[start of RECORDS PROVIDED]

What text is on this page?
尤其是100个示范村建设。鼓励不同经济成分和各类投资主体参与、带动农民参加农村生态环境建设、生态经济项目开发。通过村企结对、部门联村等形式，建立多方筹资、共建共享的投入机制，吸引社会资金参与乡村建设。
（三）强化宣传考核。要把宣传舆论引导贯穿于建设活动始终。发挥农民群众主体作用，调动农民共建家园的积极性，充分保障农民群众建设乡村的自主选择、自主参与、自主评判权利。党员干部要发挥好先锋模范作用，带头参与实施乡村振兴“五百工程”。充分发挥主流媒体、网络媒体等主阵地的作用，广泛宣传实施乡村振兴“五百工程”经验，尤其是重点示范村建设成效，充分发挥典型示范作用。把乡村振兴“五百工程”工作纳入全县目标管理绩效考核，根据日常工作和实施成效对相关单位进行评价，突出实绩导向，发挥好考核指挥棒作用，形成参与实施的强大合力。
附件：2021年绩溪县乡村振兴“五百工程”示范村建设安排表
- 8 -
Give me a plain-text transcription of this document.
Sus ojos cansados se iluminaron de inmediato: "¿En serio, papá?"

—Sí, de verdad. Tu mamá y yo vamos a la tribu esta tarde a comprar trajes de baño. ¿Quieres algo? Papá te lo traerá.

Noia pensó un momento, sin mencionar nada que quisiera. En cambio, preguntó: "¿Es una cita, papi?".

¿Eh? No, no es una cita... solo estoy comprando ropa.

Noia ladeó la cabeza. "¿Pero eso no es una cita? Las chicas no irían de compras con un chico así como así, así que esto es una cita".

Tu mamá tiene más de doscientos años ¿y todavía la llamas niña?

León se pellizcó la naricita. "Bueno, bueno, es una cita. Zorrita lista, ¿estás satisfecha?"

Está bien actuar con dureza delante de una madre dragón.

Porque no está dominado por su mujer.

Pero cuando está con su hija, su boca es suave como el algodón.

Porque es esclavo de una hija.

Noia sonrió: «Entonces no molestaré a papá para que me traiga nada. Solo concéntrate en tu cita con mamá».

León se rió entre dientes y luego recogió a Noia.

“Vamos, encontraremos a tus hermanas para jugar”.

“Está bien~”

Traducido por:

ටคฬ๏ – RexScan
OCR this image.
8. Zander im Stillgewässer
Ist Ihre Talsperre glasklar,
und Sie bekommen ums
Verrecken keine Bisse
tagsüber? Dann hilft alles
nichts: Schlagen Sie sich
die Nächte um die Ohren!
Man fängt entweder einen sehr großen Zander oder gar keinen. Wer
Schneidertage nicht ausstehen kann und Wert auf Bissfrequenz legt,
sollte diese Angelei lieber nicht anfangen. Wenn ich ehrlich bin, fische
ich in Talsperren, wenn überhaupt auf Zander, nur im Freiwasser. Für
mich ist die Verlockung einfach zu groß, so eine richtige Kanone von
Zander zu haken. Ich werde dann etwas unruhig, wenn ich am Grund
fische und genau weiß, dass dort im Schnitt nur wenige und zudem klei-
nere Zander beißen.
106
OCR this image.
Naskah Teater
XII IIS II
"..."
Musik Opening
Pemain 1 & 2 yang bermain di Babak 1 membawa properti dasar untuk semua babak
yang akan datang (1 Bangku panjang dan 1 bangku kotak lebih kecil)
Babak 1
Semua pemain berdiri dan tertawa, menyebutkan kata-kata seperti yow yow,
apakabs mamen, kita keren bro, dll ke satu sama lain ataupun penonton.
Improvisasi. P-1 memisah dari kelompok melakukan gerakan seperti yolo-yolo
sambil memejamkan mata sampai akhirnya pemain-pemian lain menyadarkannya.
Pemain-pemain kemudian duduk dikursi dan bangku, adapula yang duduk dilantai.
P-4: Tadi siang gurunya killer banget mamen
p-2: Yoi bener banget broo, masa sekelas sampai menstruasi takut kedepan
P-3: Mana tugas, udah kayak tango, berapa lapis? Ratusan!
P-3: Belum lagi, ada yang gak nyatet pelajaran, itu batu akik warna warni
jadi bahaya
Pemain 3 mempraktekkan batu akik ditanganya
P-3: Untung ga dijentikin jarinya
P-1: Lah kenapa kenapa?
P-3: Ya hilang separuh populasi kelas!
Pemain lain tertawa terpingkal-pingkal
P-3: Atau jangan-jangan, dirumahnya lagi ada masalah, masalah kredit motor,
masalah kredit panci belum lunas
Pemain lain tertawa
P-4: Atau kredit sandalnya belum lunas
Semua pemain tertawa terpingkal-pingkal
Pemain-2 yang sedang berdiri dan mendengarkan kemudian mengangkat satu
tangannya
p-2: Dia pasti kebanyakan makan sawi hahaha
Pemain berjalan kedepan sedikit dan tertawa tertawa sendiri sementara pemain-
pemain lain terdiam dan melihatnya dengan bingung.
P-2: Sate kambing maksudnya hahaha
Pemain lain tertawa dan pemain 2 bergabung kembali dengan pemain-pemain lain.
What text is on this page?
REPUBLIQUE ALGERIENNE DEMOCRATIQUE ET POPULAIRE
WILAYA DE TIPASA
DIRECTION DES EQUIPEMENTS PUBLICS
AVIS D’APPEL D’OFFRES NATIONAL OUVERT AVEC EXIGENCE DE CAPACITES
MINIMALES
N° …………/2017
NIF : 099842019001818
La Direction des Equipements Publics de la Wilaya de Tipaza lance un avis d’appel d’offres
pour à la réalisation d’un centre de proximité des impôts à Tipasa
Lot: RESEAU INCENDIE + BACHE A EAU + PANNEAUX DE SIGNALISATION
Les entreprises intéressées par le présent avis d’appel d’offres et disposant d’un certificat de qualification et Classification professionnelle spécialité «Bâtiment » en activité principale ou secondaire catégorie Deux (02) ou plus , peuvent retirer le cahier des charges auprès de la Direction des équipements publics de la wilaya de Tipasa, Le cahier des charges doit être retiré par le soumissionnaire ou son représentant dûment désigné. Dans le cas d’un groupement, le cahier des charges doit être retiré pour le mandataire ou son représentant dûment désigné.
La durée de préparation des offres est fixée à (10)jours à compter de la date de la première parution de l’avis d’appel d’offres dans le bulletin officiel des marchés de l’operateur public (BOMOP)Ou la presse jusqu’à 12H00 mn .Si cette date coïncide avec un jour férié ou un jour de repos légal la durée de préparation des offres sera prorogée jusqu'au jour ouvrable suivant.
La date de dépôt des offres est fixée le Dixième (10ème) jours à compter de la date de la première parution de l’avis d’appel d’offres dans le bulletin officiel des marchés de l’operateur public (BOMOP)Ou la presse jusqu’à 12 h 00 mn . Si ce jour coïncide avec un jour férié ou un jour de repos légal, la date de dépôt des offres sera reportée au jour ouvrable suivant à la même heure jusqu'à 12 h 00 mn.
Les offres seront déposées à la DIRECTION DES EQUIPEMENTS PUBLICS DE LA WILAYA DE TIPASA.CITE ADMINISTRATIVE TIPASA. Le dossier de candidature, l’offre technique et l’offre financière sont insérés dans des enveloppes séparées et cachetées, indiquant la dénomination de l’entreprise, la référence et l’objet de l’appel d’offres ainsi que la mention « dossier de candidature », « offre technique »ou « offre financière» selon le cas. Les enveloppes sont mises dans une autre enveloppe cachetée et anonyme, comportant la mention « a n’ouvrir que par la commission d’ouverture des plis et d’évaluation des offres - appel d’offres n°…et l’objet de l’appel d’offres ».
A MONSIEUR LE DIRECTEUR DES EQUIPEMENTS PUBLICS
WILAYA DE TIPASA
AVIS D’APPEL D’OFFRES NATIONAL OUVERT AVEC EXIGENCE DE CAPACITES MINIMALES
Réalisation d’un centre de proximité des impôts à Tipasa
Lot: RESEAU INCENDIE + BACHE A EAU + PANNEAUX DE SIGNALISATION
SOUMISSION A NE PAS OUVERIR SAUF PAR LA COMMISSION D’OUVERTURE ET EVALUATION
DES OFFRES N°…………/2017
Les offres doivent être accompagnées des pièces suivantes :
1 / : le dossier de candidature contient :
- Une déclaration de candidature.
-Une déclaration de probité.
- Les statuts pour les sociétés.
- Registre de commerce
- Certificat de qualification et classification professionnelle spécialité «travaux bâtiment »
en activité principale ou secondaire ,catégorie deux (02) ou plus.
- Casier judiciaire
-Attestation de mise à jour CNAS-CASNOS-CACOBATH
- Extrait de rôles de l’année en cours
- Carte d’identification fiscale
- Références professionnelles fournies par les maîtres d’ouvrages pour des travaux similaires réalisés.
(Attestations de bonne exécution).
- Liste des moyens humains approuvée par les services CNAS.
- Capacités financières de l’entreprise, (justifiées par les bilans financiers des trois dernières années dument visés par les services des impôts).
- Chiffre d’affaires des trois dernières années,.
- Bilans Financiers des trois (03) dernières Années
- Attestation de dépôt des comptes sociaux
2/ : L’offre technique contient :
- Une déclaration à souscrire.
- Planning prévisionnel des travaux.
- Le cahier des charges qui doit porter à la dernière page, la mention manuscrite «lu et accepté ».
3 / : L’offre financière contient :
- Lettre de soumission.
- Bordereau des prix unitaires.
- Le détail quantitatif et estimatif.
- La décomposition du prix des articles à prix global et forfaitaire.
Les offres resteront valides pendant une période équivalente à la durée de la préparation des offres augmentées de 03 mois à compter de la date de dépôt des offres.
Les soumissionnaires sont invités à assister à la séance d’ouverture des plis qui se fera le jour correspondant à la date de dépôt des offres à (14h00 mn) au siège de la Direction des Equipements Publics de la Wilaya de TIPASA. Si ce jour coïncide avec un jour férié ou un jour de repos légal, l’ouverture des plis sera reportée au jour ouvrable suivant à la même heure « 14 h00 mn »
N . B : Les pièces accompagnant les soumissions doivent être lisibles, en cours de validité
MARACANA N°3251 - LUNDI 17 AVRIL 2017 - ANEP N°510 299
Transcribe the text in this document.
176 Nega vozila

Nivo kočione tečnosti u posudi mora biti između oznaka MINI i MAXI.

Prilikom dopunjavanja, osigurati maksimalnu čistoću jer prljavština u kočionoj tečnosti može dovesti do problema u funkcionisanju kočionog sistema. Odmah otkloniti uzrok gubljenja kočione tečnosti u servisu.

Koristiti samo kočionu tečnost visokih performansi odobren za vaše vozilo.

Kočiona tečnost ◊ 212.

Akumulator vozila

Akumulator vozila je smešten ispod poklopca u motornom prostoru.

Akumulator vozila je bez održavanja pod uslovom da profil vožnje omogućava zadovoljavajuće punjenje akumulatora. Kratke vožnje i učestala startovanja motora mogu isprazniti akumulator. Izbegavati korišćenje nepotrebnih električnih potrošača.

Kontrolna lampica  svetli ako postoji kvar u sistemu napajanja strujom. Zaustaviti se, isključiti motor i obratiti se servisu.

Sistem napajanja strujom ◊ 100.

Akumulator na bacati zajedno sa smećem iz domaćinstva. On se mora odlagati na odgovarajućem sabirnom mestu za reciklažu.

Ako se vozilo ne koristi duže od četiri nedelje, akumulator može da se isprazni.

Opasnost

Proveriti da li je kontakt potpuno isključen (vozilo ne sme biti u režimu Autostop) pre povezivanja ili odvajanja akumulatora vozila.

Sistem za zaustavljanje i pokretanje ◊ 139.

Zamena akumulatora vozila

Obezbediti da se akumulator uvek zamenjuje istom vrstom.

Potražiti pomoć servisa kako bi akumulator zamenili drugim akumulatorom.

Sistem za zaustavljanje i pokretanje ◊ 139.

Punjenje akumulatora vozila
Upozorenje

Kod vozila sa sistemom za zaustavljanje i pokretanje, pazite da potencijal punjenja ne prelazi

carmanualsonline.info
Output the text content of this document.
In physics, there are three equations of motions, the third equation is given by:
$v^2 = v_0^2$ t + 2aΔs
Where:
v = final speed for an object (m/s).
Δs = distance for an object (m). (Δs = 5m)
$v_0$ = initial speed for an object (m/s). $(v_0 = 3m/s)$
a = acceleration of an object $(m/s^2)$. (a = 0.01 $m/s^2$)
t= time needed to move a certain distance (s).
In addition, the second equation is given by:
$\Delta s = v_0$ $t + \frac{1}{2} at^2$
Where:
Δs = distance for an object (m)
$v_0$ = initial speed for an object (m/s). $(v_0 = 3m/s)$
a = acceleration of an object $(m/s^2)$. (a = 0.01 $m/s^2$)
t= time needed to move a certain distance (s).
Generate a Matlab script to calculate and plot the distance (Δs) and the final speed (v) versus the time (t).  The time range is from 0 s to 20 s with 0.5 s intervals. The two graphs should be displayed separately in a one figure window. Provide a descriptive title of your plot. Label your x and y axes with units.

[end of RECORDS PROVIDED]

EXERCISE DIRECTIONS:
Look for the word "servisu" in every line of the listing and copy the lines that have it.

PROBLEM SOLUTION:
Prilikom dopunjavanja, osigurati maksimalnu čistoću jer prljavština u kočionoj tečnosti može dovesti do problema u funkcionisanju kočionog sistema. Odmah otkloniti uzrok gubljenja kočione tečnosti u servisu.
Kontrolna lampica  svetli ako postoji kvar u sistemu napajanja strujom. Zaustaviti se, isključiti motor i obratiti se servisu.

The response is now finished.